• **The problem**
Every entry that follows should be repeated exactly; drop the images.

• **Supplied material**
--- Start ---

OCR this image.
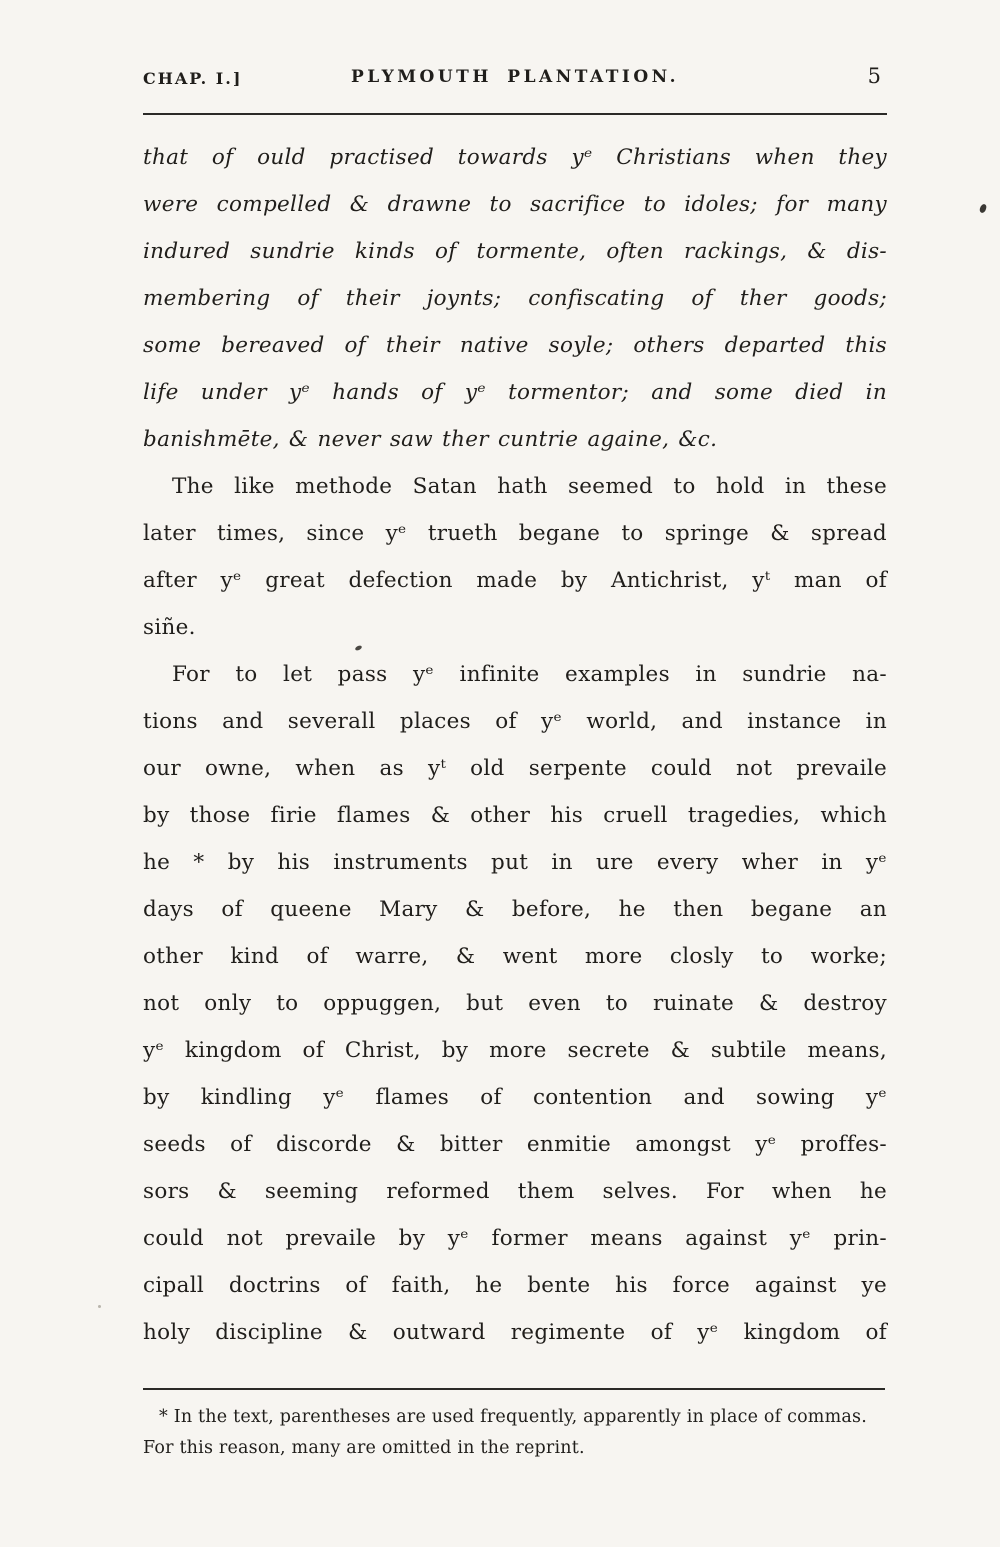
CHAP. I.]	PLYMOUTH PLANTATION.	5
that of ould practised towards yᵉ Christians when they
were compelled & drawne to sacrifice to idoles; for many
indured sundrie kinds of tormente, often rackings, & dis-
membering of their joynts; confiscating of ther goods;
some bereaved of their native soyle; others departed this
life under yᵉ hands of yᵉ tormentor; and some died in
banishmēte, & never saw ther cuntrie againe, &c.
The like methode Satan hath seemed to hold in these
later times, since yᵉ trueth begane to springe & spread
after yᵉ great defection made by Antichrist, yᵗ man of
siñe.
For to let pass yᵉ infinite examples in sundrie na-
tions and severall places of yᵉ world, and instance in
our owne, when as yᵗ old serpente could not prevaile
by those firie flames & other his cruell tragedies, which
he * by his instruments put in ure every wher in yᵉ
days of queene Mary & before, he then begane an
other kind of warre, & went more closly to worke;
not only to oppuggen, but even to ruinate & destroy
yᵉ kingdom of Christ, by more secrete & subtile means,
by kindling yᵉ flames of contention and sowing yᵉ
seeds of discorde & bitter enmitie amongst yᵉ proffes-
sors & seeming reformed them selves. For when he
could not prevaile by yᵉ former means against yᵉ prin-
cipall doctrins of faith, he bente his force against ye
holy discipline & outward regimente of yᵉ kingdom of
* In the text, parentheses are used frequently, apparently in place of commas.
For this reason, many are omitted in the reprint.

--- End ---

• **Exercise result**
OCR this image.
CHAP. I.]	PLYMOUTH PLANTATION.	5
that of ould practised towards yᵉ Christians when they
were compelled & drawne to sacrifice to idoles; for many
indured sundrie kinds of tormente, often rackings, & dis-
membering of their joynts; confiscating of ther goods;
some bereaved of their native soyle; others departed this
life under yᵉ hands of yᵉ tormentor; and some died in
banishmēte, & never saw ther cuntrie againe, &c.
The like methode Satan hath seemed to hold in these
later times, since yᵉ trueth begane to springe & spread
after yᵉ great defection made by Antichrist, yᵗ man of
siñe.
For to let pass yᵉ infinite examples in sundrie na-
tions and severall places of yᵉ world, and instance in
our owne, when as yᵗ old serpente could not prevaile
by those firie flames & other his cruell tragedies, which
he * by his instruments put in ure every wher in yᵉ
days of queene Mary & before, he then begane an
other kind of warre, & went more closly to worke;
not only to oppuggen, but even to ruinate & destroy
yᵉ kingdom of Christ, by more secrete & subtile means,
by kindling yᵉ flames of contention and sowing yᵉ
seeds of discorde & bitter enmitie amongst yᵉ proffes-
sors & seeming reformed them selves. For when he
could not prevaile by yᵉ former means against yᵉ prin-
cipall doctrins of faith, he bente his force against ye
holy discipline & outward regimente of yᵉ kingdom of
* In the text, parentheses are used frequently, apparently in place of commas.
For this reason, many are omitted in the reprint.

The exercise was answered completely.